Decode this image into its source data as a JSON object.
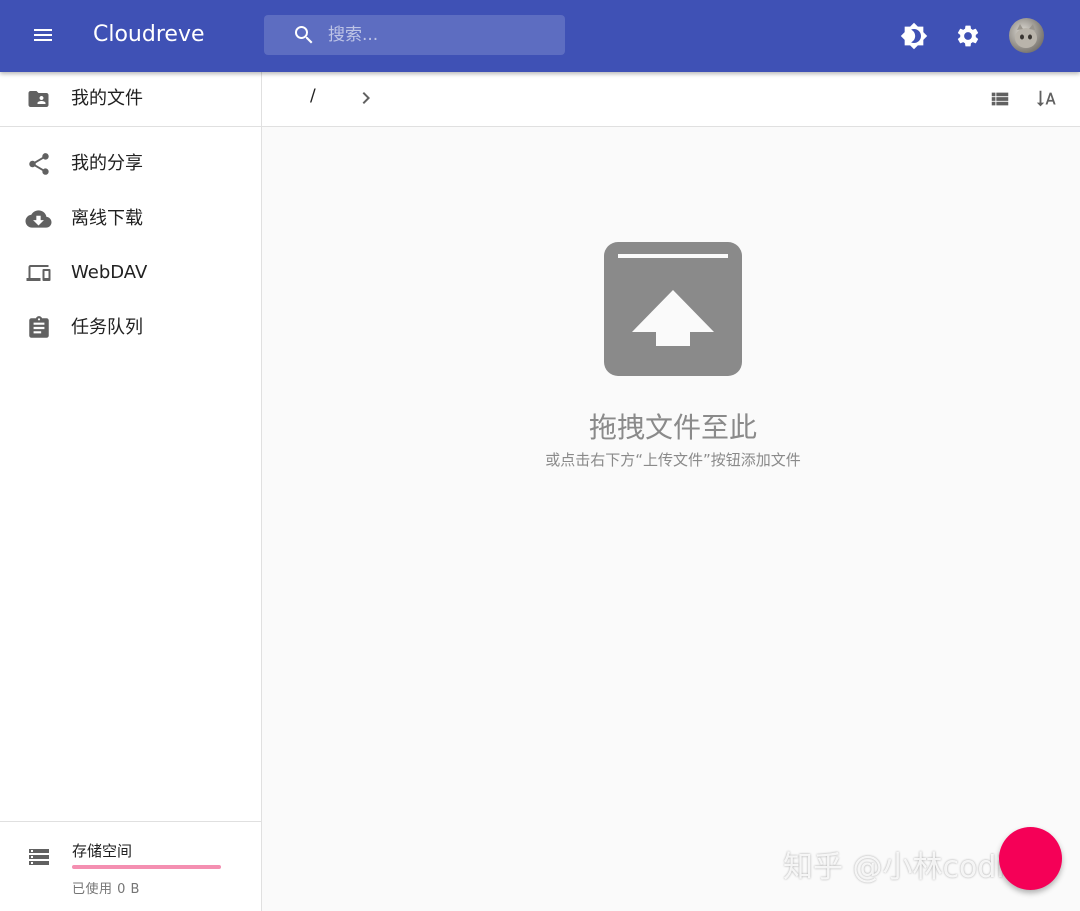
{
  "app": {
    "title": "Cloudreve"
  },
  "search": {
    "placeholder": "搜索..."
  },
  "sidebar": {
    "items": [
      {
        "label": "我的文件",
        "icon": "folder-account-icon"
      },
      {
        "label": "我的分享",
        "icon": "share-icon"
      },
      {
        "label": "离线下载",
        "icon": "cloud-download-icon"
      },
      {
        "label": "WebDAV",
        "icon": "devices-icon"
      },
      {
        "label": "任务队列",
        "icon": "clipboard-list-icon"
      }
    ],
    "storage": {
      "title": "存储空间",
      "used_text": "已使用 0 B",
      "used_fraction": 0
    }
  },
  "breadcrumb": {
    "root": "/"
  },
  "empty_state": {
    "title": "拖拽文件至此",
    "subtitle": "或点击右下方“上传文件”按钮添加文件"
  },
  "watermark": "知乎 @小林coding",
  "colors": {
    "primary": "#3f51b5",
    "accent": "#f50057",
    "icon_gray": "#616161",
    "empty_gray": "#8a8a8a"
  }
}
--------------------------------------------------
*Instruction*: Reproduce each entry verbatim, excluding any embedded images.

*Result*:
Decode this image into its source data as a JSON object.
{
  "app": {
    "title": "Cloudreve"
  },
  "search": {
    "placeholder": "搜索..."
  },
  "sidebar": {
    "items": [
      {
        "label": "我的文件",
        "icon": "folder-account-icon"
      },
      {
        "label": "我的分享",
        "icon": "share-icon"
      },
      {
        "label": "离线下载",
        "icon": "cloud-download-icon"
      },
      {
        "label": "WebDAV",
        "icon": "devices-icon"
      },
      {
        "label": "任务队列",
        "icon": "clipboard-list-icon"
      }
    ],
    "storage": {
      "title": "存储空间",
      "used_text": "已使用 0 B",
      "used_fraction": 0
    }
  },
  "breadcrumb": {
    "root": "/"
  },
  "empty_state": {
    "title": "拖拽文件至此",
    "subtitle": "或点击右下方“上传文件”按钮添加文件"
  },
  "watermark": "知乎 @小林coding",
  "colors": {
    "primary": "#3f51b5",
    "accent": "#f50057",
    "icon_gray": "#616161",
    "empty_gray": "#8a8a8a"
  }
}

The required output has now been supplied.